**Work instructions:**
Within the material below, find each line bearing the word "未按规定申报缴纳城镇土地使用税" and present it.

Extracted data entries
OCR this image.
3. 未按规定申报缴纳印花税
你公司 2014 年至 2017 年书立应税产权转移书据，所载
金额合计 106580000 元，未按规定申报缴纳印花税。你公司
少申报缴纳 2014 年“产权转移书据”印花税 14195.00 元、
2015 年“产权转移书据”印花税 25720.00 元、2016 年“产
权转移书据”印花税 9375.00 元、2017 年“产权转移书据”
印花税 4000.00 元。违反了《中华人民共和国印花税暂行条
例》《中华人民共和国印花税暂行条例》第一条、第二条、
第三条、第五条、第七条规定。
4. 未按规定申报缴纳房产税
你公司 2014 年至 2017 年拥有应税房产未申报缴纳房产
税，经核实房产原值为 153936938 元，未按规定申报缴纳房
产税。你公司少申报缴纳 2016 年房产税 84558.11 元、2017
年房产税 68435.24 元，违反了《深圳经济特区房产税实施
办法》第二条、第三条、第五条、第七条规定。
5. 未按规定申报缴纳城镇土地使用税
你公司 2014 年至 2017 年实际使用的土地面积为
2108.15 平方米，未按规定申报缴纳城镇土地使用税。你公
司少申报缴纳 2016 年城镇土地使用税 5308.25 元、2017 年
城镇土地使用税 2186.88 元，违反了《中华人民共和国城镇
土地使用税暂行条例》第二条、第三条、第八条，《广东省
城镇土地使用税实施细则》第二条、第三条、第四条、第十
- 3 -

**Answer:**
5. 未按规定申报缴纳城镇土地使用税
2108.15 平方米，未按规定申报缴纳城镇土地使用税。你公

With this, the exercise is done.